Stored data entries
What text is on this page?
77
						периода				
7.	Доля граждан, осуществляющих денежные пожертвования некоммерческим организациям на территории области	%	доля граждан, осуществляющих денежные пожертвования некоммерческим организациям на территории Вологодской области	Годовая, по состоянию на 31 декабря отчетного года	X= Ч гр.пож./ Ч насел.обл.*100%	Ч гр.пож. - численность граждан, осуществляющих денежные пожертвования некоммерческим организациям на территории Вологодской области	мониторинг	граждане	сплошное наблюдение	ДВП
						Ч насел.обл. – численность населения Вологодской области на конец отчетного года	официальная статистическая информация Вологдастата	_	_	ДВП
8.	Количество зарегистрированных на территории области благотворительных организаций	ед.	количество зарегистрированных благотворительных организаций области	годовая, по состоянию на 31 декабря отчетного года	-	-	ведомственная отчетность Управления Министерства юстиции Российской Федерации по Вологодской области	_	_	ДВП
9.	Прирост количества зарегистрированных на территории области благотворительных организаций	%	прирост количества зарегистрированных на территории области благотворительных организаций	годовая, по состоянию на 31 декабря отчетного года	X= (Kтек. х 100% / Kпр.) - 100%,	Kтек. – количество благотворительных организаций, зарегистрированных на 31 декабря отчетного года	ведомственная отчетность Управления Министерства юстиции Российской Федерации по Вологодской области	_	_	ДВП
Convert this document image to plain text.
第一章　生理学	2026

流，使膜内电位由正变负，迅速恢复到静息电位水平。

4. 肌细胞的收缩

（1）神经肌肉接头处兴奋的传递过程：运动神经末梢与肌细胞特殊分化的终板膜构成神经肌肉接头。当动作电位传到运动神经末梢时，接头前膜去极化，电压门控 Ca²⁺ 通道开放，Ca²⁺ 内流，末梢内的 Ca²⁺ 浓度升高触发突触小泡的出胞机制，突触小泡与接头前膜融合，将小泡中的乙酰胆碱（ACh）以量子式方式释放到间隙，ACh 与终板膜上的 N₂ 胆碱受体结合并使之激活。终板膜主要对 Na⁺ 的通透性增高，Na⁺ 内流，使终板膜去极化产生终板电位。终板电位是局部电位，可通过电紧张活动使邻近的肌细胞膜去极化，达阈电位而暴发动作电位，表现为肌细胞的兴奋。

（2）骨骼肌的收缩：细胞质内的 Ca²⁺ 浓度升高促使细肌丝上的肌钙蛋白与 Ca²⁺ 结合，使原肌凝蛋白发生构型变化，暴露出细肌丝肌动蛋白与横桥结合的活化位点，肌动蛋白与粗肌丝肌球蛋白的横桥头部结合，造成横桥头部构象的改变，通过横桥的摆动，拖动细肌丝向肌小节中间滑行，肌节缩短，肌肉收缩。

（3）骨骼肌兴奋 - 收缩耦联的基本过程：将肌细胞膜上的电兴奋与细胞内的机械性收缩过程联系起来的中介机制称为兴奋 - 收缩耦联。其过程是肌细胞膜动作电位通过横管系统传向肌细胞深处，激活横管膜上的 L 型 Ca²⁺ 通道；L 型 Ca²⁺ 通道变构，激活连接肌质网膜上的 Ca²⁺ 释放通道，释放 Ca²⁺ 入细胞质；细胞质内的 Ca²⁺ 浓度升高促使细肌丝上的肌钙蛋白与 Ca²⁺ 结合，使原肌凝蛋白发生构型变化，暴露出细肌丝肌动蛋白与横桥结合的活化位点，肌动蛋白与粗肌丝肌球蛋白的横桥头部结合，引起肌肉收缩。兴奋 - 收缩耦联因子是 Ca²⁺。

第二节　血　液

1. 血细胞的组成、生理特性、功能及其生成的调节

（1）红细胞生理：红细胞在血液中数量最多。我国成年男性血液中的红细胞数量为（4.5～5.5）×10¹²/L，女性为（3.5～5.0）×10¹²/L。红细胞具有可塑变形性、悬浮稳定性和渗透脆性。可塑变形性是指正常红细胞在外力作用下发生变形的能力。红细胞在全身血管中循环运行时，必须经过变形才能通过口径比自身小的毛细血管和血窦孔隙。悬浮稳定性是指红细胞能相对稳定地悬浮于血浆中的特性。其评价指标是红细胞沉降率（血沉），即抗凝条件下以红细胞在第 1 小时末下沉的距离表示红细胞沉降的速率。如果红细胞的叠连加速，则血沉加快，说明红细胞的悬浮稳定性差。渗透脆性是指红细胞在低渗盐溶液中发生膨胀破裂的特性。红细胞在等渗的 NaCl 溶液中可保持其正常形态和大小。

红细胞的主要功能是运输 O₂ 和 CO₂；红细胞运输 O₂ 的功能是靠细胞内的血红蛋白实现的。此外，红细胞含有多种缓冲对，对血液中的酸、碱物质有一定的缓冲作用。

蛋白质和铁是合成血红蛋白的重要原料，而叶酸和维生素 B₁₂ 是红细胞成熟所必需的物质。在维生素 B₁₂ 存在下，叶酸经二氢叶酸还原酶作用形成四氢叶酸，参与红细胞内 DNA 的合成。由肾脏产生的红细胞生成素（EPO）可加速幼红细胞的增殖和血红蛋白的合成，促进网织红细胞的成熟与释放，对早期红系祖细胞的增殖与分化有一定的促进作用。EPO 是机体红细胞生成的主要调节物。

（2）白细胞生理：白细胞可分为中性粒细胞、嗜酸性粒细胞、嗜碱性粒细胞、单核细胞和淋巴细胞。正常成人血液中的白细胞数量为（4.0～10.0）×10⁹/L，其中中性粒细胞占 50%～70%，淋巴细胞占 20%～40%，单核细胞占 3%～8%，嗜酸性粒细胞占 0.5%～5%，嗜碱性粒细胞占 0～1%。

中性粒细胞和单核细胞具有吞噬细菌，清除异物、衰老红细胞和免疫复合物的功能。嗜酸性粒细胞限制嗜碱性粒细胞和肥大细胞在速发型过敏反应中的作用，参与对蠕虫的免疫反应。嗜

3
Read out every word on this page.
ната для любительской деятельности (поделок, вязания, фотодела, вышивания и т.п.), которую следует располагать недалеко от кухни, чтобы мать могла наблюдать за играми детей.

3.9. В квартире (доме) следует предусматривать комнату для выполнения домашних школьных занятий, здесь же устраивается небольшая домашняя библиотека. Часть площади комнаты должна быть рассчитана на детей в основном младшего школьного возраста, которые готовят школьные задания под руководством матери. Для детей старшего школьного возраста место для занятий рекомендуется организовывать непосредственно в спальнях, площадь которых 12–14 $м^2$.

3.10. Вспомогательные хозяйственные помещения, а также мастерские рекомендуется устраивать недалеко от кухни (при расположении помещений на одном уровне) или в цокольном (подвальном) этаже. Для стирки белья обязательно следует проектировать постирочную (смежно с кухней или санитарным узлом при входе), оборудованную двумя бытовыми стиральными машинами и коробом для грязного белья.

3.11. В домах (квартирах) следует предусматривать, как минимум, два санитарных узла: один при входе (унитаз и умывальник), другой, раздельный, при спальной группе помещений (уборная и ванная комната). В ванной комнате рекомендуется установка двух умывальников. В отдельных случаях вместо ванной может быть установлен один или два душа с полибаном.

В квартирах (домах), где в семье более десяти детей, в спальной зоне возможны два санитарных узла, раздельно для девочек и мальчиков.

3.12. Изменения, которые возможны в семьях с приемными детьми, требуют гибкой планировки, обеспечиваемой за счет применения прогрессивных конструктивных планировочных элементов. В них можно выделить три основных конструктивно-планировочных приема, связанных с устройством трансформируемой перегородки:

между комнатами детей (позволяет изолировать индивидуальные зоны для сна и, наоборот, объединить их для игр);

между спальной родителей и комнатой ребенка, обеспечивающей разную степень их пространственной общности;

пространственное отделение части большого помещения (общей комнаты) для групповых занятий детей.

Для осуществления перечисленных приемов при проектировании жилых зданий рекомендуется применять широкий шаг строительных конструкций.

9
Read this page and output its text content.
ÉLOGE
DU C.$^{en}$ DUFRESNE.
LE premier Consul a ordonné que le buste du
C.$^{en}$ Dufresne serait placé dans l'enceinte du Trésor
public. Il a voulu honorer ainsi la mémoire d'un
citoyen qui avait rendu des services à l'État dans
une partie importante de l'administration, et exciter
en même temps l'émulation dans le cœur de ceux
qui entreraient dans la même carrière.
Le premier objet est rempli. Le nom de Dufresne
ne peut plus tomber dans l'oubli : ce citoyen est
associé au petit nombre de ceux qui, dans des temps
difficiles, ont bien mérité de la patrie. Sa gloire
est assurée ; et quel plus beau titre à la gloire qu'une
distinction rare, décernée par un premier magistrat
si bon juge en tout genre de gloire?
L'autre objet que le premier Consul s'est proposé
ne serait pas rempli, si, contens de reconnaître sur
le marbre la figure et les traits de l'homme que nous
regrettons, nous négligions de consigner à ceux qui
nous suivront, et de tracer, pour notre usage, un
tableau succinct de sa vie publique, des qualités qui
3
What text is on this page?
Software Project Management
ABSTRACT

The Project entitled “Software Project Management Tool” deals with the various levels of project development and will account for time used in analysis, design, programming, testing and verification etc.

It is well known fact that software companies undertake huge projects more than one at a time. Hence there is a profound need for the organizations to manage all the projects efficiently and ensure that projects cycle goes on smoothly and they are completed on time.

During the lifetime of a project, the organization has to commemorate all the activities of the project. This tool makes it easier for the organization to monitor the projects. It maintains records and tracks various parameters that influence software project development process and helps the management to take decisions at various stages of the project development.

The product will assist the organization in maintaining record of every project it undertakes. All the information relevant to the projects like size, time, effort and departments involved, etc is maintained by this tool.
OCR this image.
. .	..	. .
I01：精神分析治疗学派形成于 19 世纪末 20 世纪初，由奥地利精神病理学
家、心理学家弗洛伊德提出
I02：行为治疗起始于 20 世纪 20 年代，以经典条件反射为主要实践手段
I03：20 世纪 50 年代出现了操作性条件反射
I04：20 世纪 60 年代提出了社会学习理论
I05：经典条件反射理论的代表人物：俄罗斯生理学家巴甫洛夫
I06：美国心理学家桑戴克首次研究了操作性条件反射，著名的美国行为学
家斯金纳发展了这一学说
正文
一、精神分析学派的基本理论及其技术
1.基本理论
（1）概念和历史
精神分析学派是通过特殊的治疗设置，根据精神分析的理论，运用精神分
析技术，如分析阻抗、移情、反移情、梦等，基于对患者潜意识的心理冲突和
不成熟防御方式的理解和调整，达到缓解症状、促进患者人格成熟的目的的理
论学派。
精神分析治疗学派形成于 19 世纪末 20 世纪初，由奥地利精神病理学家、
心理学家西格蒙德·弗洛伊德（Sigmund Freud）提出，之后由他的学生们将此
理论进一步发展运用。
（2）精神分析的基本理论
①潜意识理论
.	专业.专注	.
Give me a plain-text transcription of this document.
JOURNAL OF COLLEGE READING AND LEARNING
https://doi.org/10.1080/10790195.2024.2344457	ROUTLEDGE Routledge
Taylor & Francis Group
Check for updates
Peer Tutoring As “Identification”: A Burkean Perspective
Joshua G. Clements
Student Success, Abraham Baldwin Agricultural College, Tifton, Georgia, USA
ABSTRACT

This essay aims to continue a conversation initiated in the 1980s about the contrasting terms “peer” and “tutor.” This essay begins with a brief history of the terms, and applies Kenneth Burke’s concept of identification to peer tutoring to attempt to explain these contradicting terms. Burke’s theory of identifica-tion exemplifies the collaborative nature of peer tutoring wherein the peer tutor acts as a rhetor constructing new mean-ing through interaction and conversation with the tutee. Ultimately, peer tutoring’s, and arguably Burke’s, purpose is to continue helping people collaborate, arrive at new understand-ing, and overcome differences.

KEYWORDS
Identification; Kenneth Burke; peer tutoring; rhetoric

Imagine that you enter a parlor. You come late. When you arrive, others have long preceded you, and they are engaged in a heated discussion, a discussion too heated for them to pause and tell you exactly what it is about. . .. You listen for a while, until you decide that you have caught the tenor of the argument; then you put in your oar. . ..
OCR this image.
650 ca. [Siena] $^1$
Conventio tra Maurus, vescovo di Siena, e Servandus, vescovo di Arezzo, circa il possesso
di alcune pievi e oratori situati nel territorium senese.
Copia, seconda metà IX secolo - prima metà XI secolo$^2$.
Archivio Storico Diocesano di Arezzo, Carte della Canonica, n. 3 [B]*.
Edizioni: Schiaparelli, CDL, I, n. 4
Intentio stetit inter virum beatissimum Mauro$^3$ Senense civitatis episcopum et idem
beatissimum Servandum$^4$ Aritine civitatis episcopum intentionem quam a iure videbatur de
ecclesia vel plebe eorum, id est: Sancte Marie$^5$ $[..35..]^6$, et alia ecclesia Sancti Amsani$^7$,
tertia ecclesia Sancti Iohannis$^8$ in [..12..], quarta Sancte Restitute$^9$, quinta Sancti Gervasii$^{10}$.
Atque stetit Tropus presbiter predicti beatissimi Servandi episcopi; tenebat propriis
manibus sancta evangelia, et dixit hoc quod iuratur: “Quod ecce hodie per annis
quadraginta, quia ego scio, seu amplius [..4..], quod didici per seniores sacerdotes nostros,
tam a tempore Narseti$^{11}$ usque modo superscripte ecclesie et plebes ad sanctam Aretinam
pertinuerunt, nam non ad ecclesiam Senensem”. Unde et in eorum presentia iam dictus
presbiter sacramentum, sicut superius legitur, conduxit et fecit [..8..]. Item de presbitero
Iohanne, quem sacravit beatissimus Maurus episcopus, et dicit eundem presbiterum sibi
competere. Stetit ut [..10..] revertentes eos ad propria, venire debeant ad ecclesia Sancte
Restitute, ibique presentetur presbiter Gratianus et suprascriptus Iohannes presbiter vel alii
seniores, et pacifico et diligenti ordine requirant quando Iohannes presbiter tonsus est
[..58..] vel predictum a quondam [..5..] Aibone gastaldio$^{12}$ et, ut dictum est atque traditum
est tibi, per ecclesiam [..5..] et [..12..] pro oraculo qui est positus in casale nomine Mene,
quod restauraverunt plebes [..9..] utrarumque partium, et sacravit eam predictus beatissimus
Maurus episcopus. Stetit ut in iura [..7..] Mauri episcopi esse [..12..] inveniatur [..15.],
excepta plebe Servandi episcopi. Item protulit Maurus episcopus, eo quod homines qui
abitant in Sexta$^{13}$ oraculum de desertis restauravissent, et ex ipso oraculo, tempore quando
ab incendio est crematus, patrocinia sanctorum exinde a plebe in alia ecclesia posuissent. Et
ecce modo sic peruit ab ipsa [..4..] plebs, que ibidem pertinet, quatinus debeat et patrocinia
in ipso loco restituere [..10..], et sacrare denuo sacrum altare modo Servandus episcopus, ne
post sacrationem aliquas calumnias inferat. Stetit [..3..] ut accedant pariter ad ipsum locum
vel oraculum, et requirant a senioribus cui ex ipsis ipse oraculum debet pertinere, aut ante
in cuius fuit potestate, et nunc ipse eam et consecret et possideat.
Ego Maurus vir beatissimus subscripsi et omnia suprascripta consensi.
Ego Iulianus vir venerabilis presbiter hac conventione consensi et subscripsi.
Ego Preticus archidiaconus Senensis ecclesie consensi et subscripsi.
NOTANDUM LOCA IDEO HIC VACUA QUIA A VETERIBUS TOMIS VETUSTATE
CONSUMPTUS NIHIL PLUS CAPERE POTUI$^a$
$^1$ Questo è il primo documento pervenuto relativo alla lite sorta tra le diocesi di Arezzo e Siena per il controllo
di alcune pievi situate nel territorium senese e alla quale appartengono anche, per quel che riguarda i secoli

■ Task requirements: Of all the lines in the entries, how many contain the word "肌动蛋白与粗肌丝肌球蛋白的横桥头部结合"? Give only the number.

■ Written response: 2